Task prompt:
Identify every line containing the word "นทำส" and reproduce each one.
[begin Given entries]
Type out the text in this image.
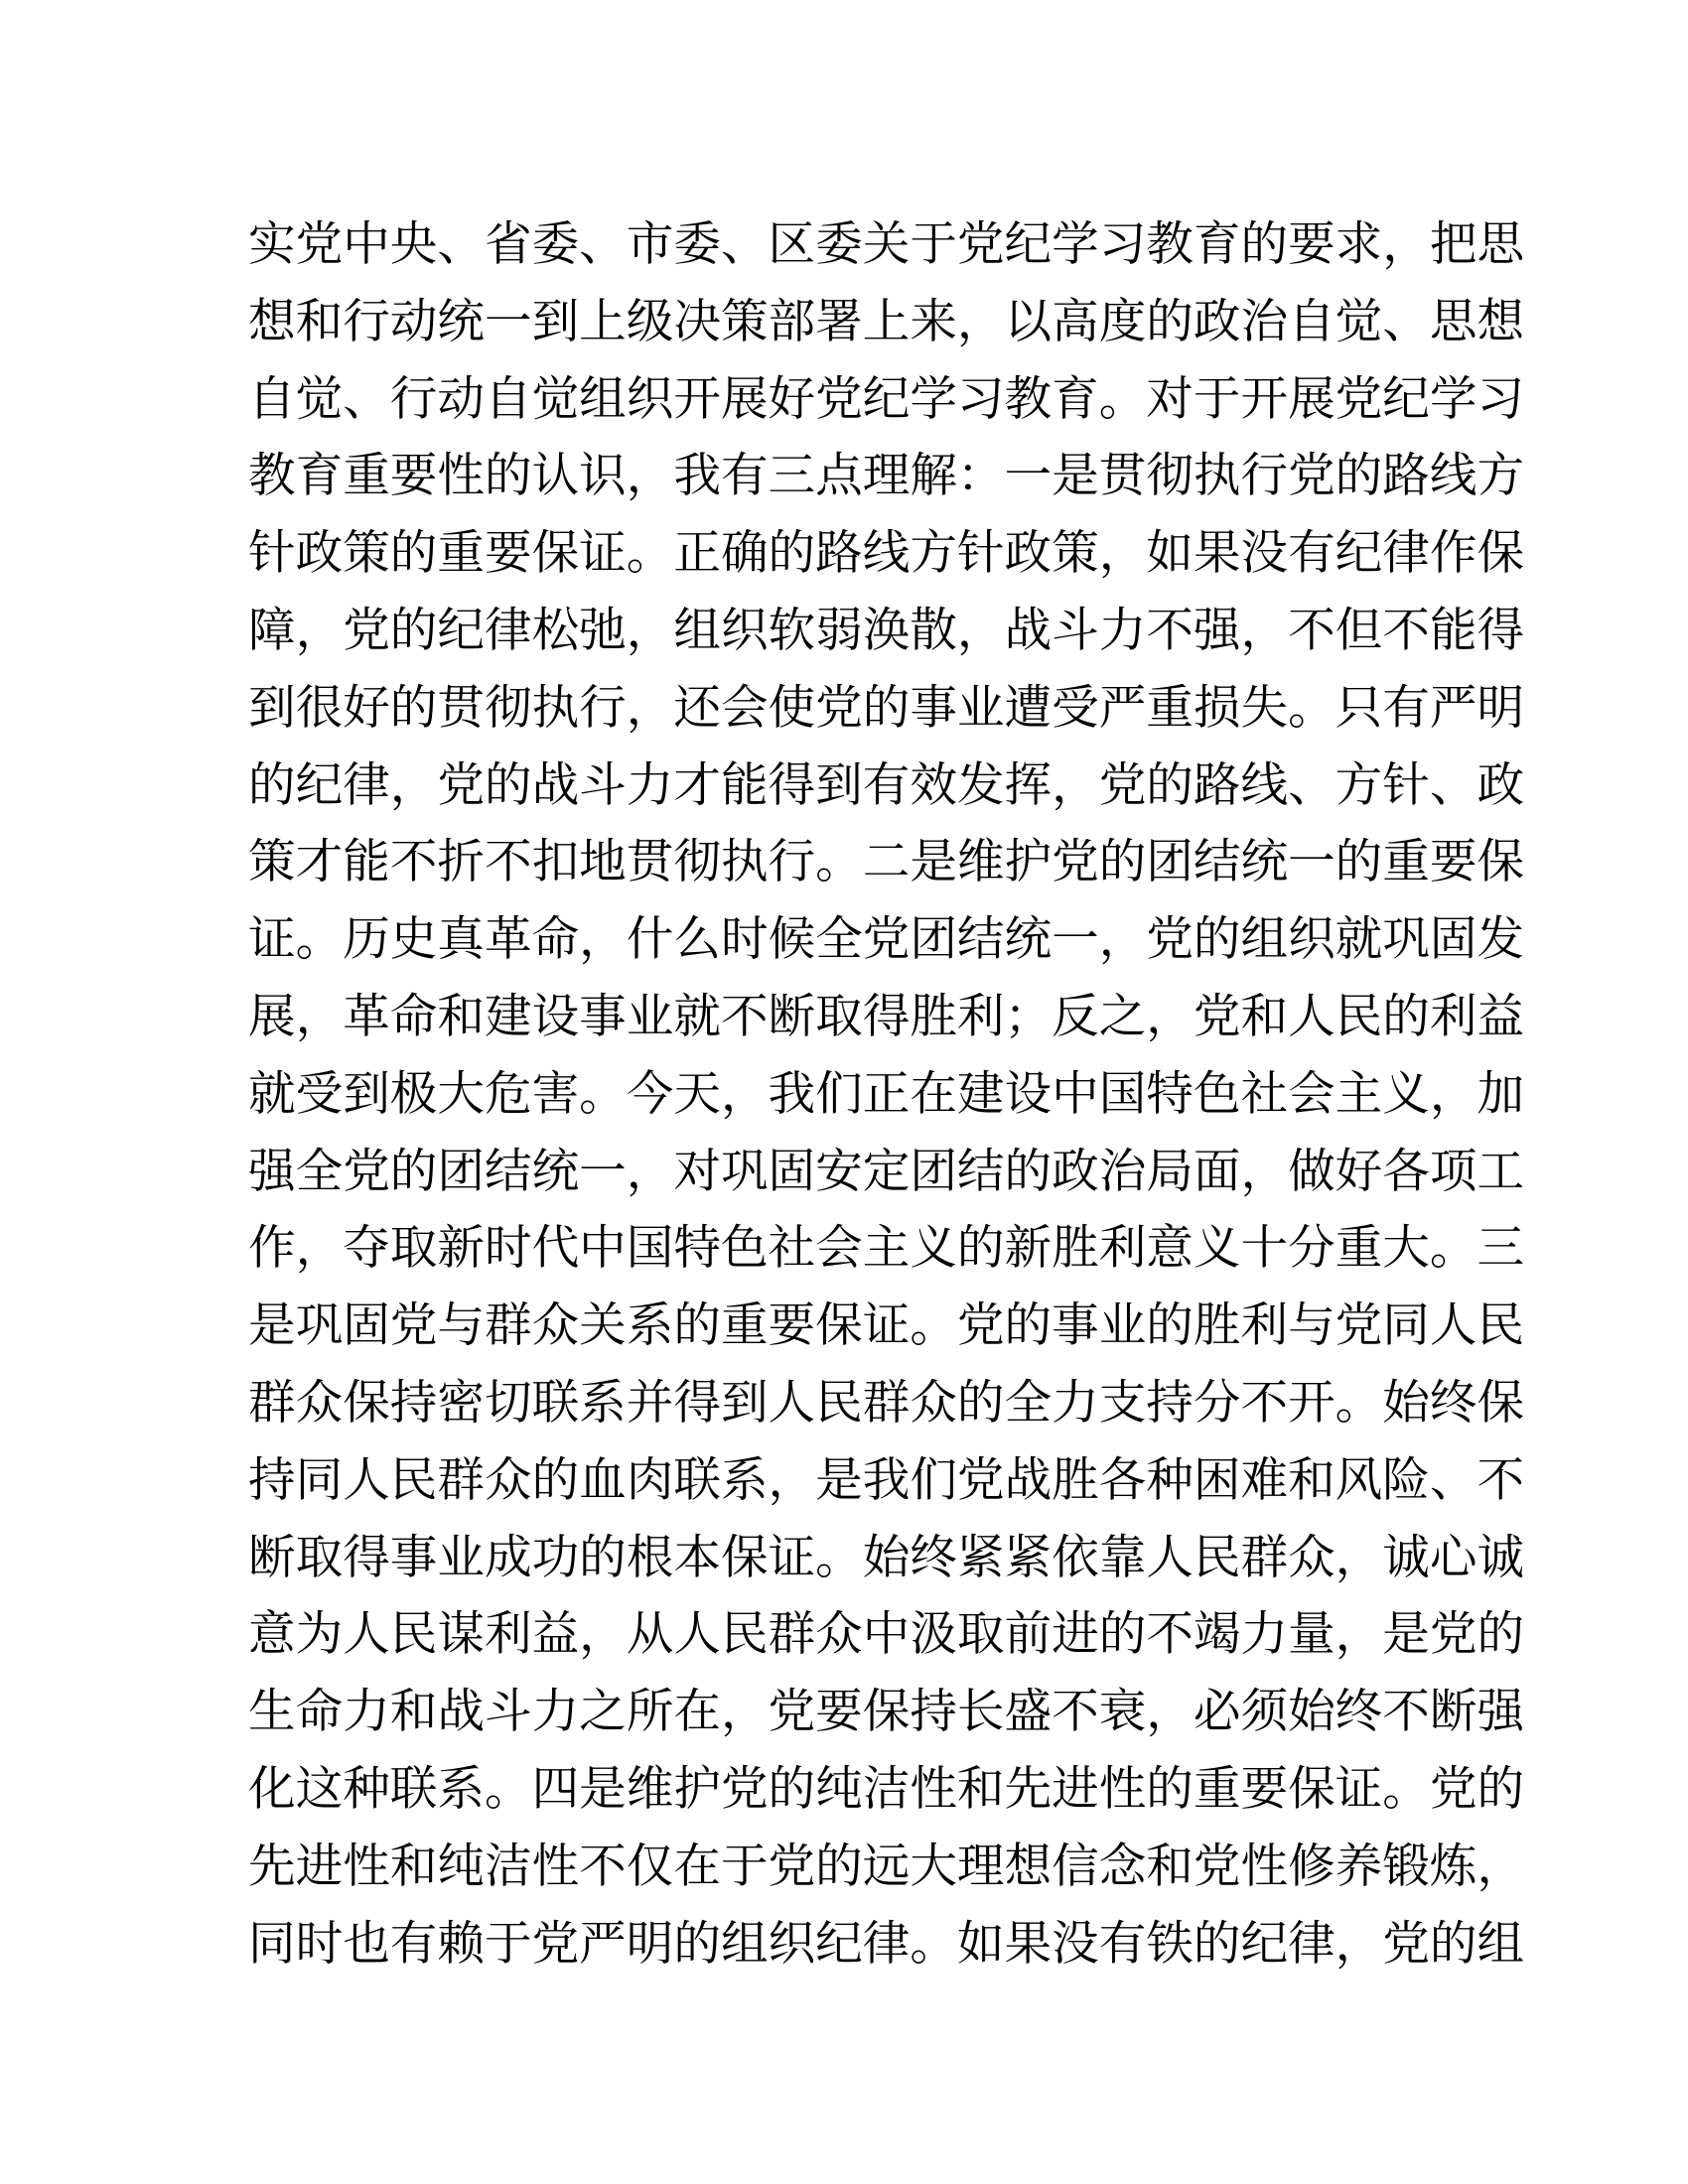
实党中央、省委、市委、区委关于党纪学习教育的要求，把思
想和行动统一到上级决策部署上来，以高度的政治自觉、思想
自觉、行动自觉组织开展好党纪学习教育。对于开展党纪学习
教育重要性的认识，我有三点理解：一是贯彻执行党的路线方
针政策的重要保证。正确的路线方针政策，如果没有纪律作保
障，党的纪律松弛，组织软弱涣散，战斗力不强，不但不能得
到很好的贯彻执行，还会使党的事业遭受严重损失。只有严明
的纪律，党的战斗力才能得到有效发挥，党的路线、方针、政
策才能不折不扣地贯彻执行。二是维护党的团结统一的重要保
证。历史真革命，什么时候全党团结统一，党的组织就巩固发
展，革命和建设事业就不断取得胜利；反之，党和人民的利益
就受到极大危害。今天，我们正在建设中国特色社会主义，加
强全党的团结统一，对巩固安定团结的政治局面，做好各项工
作，夺取新时代中国特色社会主义的新胜利意义十分重大。三
是巩固党与群众关系的重要保证。党的事业的胜利与党同人民
群众保持密切联系并得到人民群众的全力支持分不开。始终保
持同人民群众的血肉联系，是我们党战胜各种困难和风险、不
断取得事业成功的根本保证。始终紧紧依靠人民群众，诚心诚
意为人民谋利益，从人民群众中汲取前进的不竭力量，是党的
生命力和战斗力之所在，党要保持长盛不衰，必须始终不断强
化这种联系。四是维护党的纯洁性和先进性的重要保证。党的
先进性和纯洁性不仅在于党的远大理想信念和党性修养锻炼，
同时也有赖于党严明的组织纪律。如果没有铁的纪律，党的组
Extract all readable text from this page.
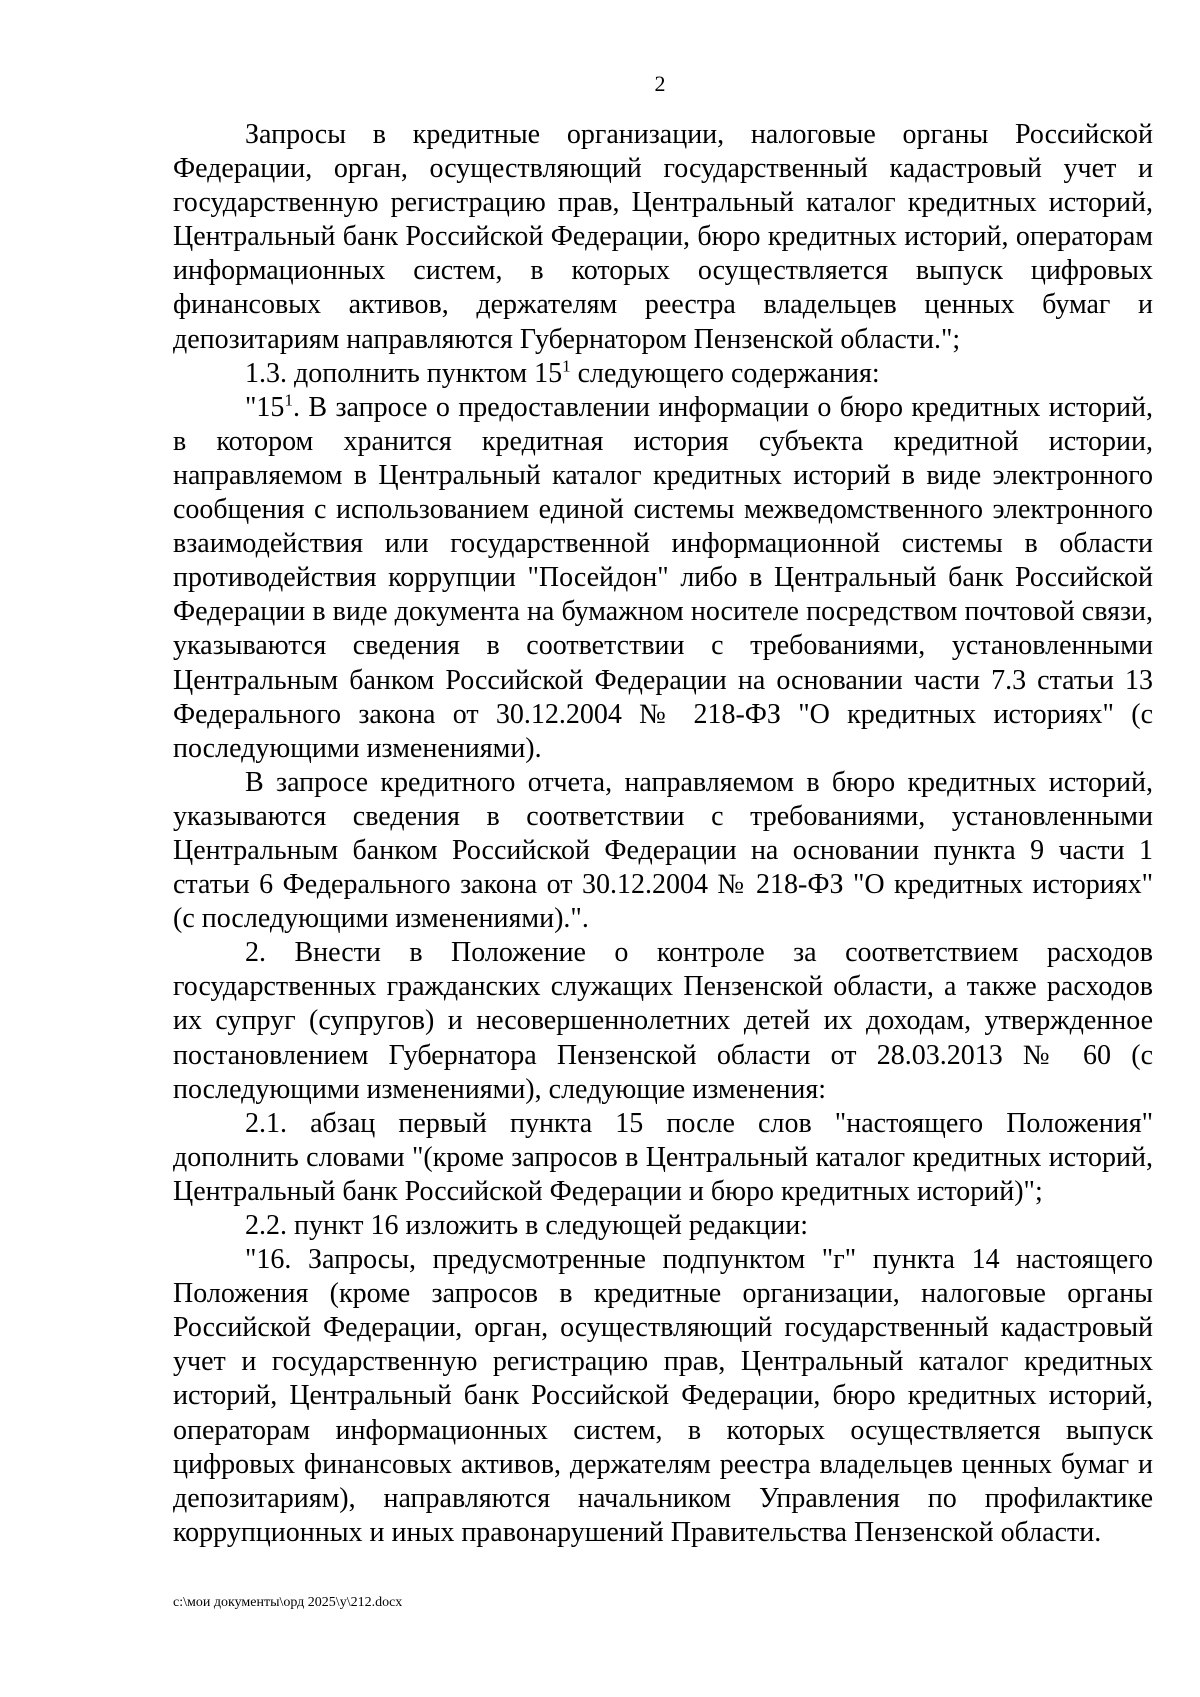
2

Запросы в кредитные организации, налоговые органы Российской Федерации, орган, осуществляющий государственный кадастровый учет и государственную регистрацию прав, Центральный каталог кредитных историй, Центральный банк Российской Федерации, бюро кредитных историй, операторам информационных систем, в которых осуществляется выпуск цифровых финансовых активов, держателям реестра владельцев ценных бумаг и депозитариям направляются Губернатором Пензенской области.";

1.3. дополнить пунктом $15^1$ следующего содержания:

"$15^1$. В запросе о предоставлении информации о бюро кредитных историй, в котором хранится кредитная история субъекта кредитной истории, направляемом в Центральный каталог кредитных историй в виде электронного сообщения с использованием единой системы межведомственного электронного взаимодействия или государственной информационной системы в области противодействия коррупции "Посейдон" либо в Центральный банк Российской Федерации в виде документа на бумажном носителе посредством почтовой связи, указываются сведения в соответствии с требованиями, установленными Центральным банком Российской Федерации на основании части 7.3 статьи 13 Федерального закона от 30.12.2004 № 218-ФЗ "О кредитных историях" (с последующими изменениями).

В запросе кредитного отчета, направляемом в бюро кредитных историй, указываются сведения в соответствии с требованиями, установленными Центральным банком Российской Федерации на основании пункта 9 части 1 статьи 6 Федерального закона от 30.12.2004 № 218-ФЗ "О кредитных историях" (с последующими изменениями).".

2. Внести в Положение о контроле за соответствием расходов государственных гражданских служащих Пензенской области, а также расходов их супруг (супругов) и несовершеннолетних детей их доходам, утвержденное постановлением Губернатора Пензенской области от 28.03.2013 № 60 (с последующими изменениями), следующие изменения:

2.1. абзац первый пункта 15 после слов "настоящего Положения" дополнить словами "(кроме запросов в Центральный каталог кредитных историй, Центральный банк Российской Федерации и бюро кредитных историй)";

2.2. пункт 16 изложить в следующей редакции:

"16. Запросы, предусмотренные подпунктом "г" пункта 14 настоящего Положения (кроме запросов в кредитные организации, налоговые органы Российской Федерации, орган, осуществляющий государственный кадастровый учет и государственную регистрацию прав, Центральный каталог кредитных историй, Центральный банк Российской Федерации, бюро кредитных историй, операторам информационных систем, в которых осуществляется выпуск цифровых финансовых активов, держателям реестра владельцев ценных бумаг и депозитариям), направляются начальником Управления по профилактике коррупционных и иных правонарушений Правительства Пензенской области.

c:\мои документы\орд 2025\у\212.docx
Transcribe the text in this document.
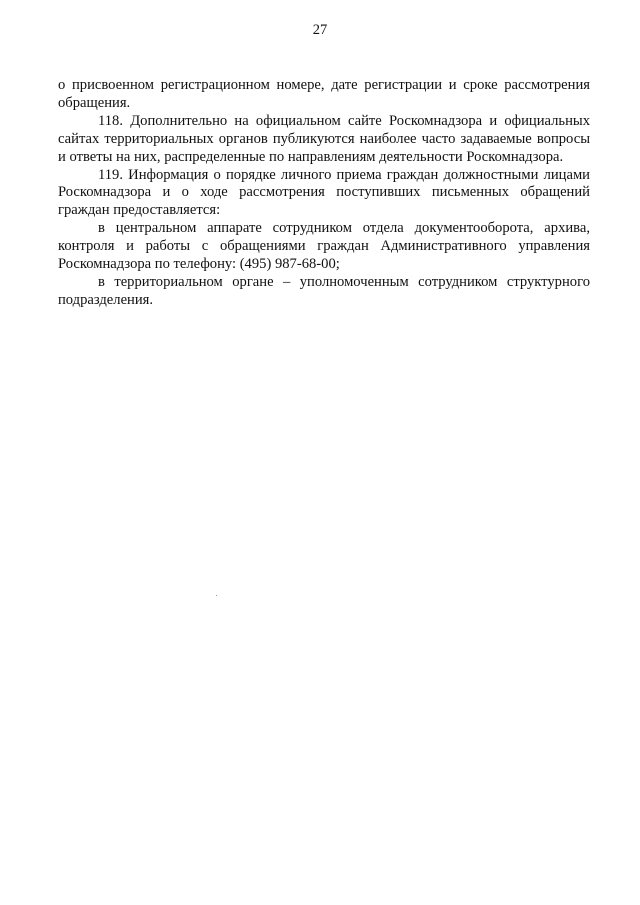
27

о присвоенном регистрационном номере, дате регистрации и сроке рассмотрения обращения.

118. Дополнительно на официальном сайте Роскомнадзора и официальных сайтах территориальных органов публикуются наиболее часто задаваемые вопросы и ответы на них, распределенные по направлениям деятельности Роскомнадзора.

119. Информация о порядке личного приема граждан должностными лицами Роскомнадзора и о ходе рассмотрения поступивших письменных обращений граждан предоставляется:

в центральном аппарате сотрудником отдела документооборота, архива, контроля и работы с обращениями граждан Административного управления Роскомнадзора по телефону: (495) 987-68-00;

в территориальном органе – уполномоченным сотрудником структурного подразделения.
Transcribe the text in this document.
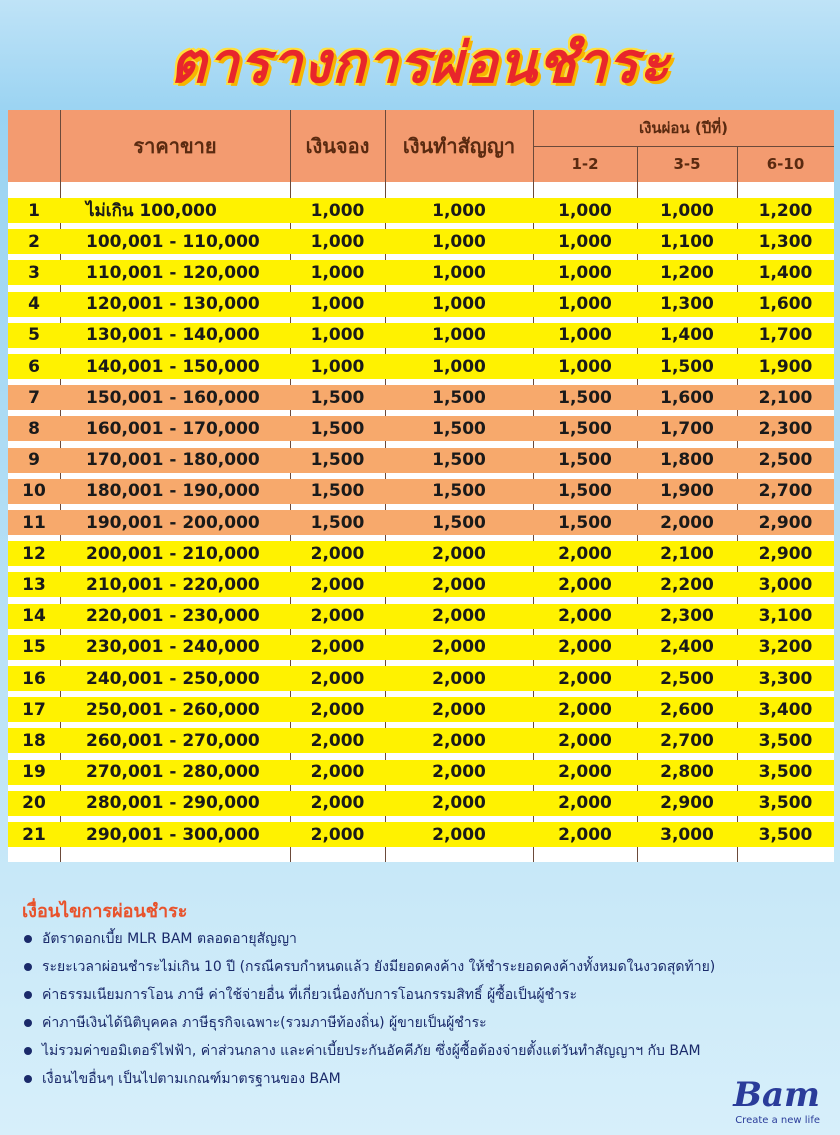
ตารางการผ่อนชำระ
ราคาขาย	เงินจอง	เงินทำสัญญา
เงินผ่อน (ปีที่)
1-2	3-5	6-10
1	ไม่เกิน 100,000	1,000	1,000	1,000	1,000	1,200
2	100,001 - 110,000	1,000	1,000	1,000	1,100	1,300
3	110,001 - 120,000	1,000	1,000	1,000	1,200	1,400
4	120,001 - 130,000	1,000	1,000	1,000	1,300	1,600
5	130,001 - 140,000	1,000	1,000	1,000	1,400	1,700
6	140,001 - 150,000	1,000	1,000	1,000	1,500	1,900
7	150,001 - 160,000	1,500	1,500	1,500	1,600	2,100
8	160,001 - 170,000	1,500	1,500	1,500	1,700	2,300
9	170,001 - 180,000	1,500	1,500	1,500	1,800	2,500
10	180,001 - 190,000	1,500	1,500	1,500	1,900	2,700
11	190,001 - 200,000	1,500	1,500	1,500	2,000	2,900
12	200,001 - 210,000	2,000	2,000	2,000	2,100	2,900
13	210,001 - 220,000	2,000	2,000	2,000	2,200	3,000
14	220,001 - 230,000	2,000	2,000	2,000	2,300	3,100
15	230,001 - 240,000	2,000	2,000	2,000	2,400	3,200
16	240,001 - 250,000	2,000	2,000	2,000	2,500	3,300
17	250,001 - 260,000	2,000	2,000	2,000	2,600	3,400
18	260,001 - 270,000	2,000	2,000	2,000	2,700	3,500
19	270,001 - 280,000	2,000	2,000	2,000	2,800	3,500
20	280,001 - 290,000	2,000	2,000	2,000	2,900	3,500
21	290,001 - 300,000	2,000	2,000	2,000	3,000	3,500
เงื่อนไขการผ่อนชำระ
อัตราดอกเบี้ย MLR BAM ตลอดอายุสัญญา
ระยะเวลาผ่อนชำระไม่เกิน 10 ปี (กรณีครบกำหนดแล้ว ยังมียอดคงค้าง ให้ชำระยอดคงค้างทั้งหมดในงวดสุดท้าย)
ค่าธรรมเนียมการโอน ภาษี ค่าใช้จ่ายอื่น ที่เกี่ยวเนื่องกับการโอนกรรมสิทธิ์ ผู้ซื้อเป็นผู้ชำระ
ค่าภาษีเงินได้นิติบุคคล ภาษีธุรกิจเฉพาะ(รวมภาษีท้องถิ่น) ผู้ขายเป็นผู้ชำระ
ไม่รวมค่าขอมิเตอร์ไฟฟ้า, ค่าส่วนกลาง และค่าเบี้ยประกันอัคคีภัย ซึ่งผู้ซื้อต้องจ่ายตั้งแต่วันทำสัญญาฯ กับ BAM
เงื่อนไขอื่นๆ เป็นไปตามเกณฑ์มาตรฐานของ BAM	Bam
Create a new life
[end Given entries]
Exercise result:
ราคาขาย	เงินจอง	เงินทำสัญญา
ไม่รวมค่าขอมิเตอร์ไฟฟ้า, ค่าส่วนกลาง และค่าเบี้ยประกันอัคคีภัย ซึ่งผู้ซื้อต้องจ่ายตั้งแต่วันทำสัญญาฯ กับ BAM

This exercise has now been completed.